Set exercise
Copy out all of the data exactly as it appears.

(A run of records)
>>>>

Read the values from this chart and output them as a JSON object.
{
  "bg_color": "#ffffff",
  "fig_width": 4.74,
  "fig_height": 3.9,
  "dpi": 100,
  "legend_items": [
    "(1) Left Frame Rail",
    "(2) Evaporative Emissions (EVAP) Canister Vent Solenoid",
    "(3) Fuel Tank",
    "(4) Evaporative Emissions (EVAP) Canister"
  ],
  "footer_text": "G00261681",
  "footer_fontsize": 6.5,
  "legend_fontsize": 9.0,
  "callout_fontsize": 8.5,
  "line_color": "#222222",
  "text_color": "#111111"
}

<<<<

Result below
Read the values from this chart and output them as a JSON object.
{
  "bg_color": "#ffffff",
  "fig_width": 4.74,
  "fig_height": 3.9,
  "dpi": 100,
  "legend_items": [
    "(1) Left Frame Rail",
    "(2) Evaporative Emissions (EVAP) Canister Vent Solenoid",
    "(3) Fuel Tank",
    "(4) Evaporative Emissions (EVAP) Canister"
  ],
  "footer_text": "G00261681",
  "footer_fontsize": 6.5,
  "legend_fontsize": 9.0,
  "callout_fontsize": 8.5,
  "line_color": "#222222",
  "text_color": "#111111"
}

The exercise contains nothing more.